Dataset entries for page text:

= Beginning of Section =

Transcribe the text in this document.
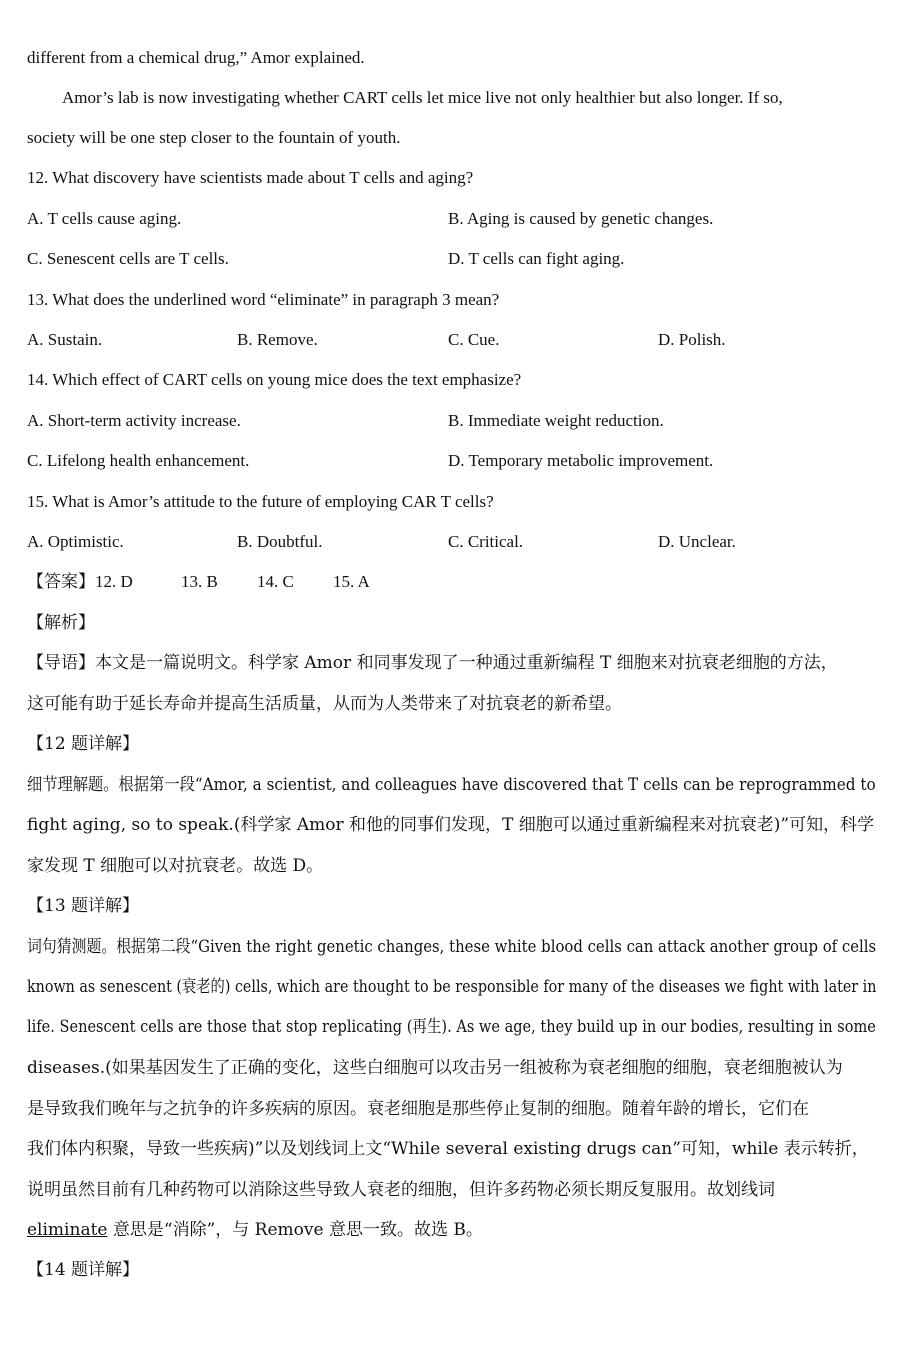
different from a chemical drug,” Amor explained.
Amor’s lab is now investigating whether CART cells let mice live not only healthier but also longer. If so,
society will be one step closer to the fountain of youth.
12. What discovery have scientists made about T cells and aging?
A. T cells cause aging.	B. Aging is caused by genetic changes.
C. Senescent cells are T cells.	D. T cells can fight aging.
13. What does the underlined word “eliminate” in paragraph 3 mean?
A. Sustain.	B. Remove.	C. Cue.	D. Polish.
14. Which effect of CART cells on young mice does the text emphasize?
A. Short-term activity increase.	B. Immediate weight reduction.
C. Lifelong health enhancement.	D. Temporary metabolic improvement.
15. What is Amor’s attitude to the future of employing CAR T cells?
A. Optimistic.	B. Doubtful.	C. Critical.	D. Unclear.
【答案】12. D	13. B 14. C 15. A
【解析】
【导语】本文是一篇说明文。科学家 Amor 和同事发现了一种通过重新编程 T 细胞来对抗衰老细胞的方法，
这可能有助于延长寿命并提高生活质量，从而为人类带来了对抗衰老的新希望。
【12 题详解】
细节理解题。根据第一段“Amor, a scientist, and colleagues have discovered that T cells can be reprogrammed to
fight aging, so to speak.(科学家 Amor 和他的同事们发现，T 细胞可以通过重新编程来对抗衰老)”可知，科学
家发现 T 细胞可以对抗衰老。故选 D。
【13 题详解】
词句猜测题。根据第二段“Given the right genetic changes, these white blood cells can attack another group of cells
known as senescent (衰老的) cells, which are thought to be responsible for many of the diseases we fight with later in
life. Senescent cells are those that stop replicating (再生). As we age, they build up in our bodies, resulting in some
diseases.(如果基因发生了正确的变化，这些白细胞可以攻击另一组被称为衰老细胞的细胞，衰老细胞被认为
是导致我们晚年与之抗争的许多疾病的原因。衰老细胞是那些停止复制的细胞。随着年龄的增长，它们在
我们体内积聚，导致一些疾病)”以及划线词上文“While several existing drugs can”可知，while 表示转折，
说明虽然目前有几种药物可以消除这些导致人衰老的细胞，但许多药物必须长期反复服用。故划线词
eliminate 意思是“消除”，与 Remove 意思一致。故选 B。
【14 题详解】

= End of Section =

-- EXERCISE GOAL --
Only lines of the data holding the word "that" go in the answer. Please copy each of them.

-- RESULT OF THIS EXERCISE --
细节理解题。根据第一段“Amor, a scientist, and colleagues have discovered that T cells can be reprogrammed to
life. Senescent cells are those that stop replicating (再生). As we age, they build up in our bodies, resulting in some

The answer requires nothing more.